---------- INPUT DATA
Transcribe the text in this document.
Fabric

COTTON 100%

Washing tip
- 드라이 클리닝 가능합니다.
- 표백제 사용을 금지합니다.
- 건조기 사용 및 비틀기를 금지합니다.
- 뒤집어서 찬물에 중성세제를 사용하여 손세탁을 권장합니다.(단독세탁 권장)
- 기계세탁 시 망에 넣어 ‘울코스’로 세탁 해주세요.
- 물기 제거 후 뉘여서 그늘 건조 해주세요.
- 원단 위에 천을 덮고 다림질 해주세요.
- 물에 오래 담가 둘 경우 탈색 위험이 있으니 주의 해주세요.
--------------------
In this exercise, repeat all entries exactly.

Transcribe the text in this document.
Fabric

COTTON 100%

Washing tip
- 드라이 클리닝 가능합니다.
- 표백제 사용을 금지합니다.
- 건조기 사용 및 비틀기를 금지합니다.
- 뒤집어서 찬물에 중성세제를 사용하여 손세탁을 권장합니다.(단독세탁 권장)
- 기계세탁 시 망에 넣어 ‘울코스’로 세탁 해주세요.
- 물기 제거 후 뉘여서 그늘 건조 해주세요.
- 원단 위에 천을 덮고 다림질 해주세요.
- 물에 오래 담가 둘 경우 탈색 위험이 있으니 주의 해주세요.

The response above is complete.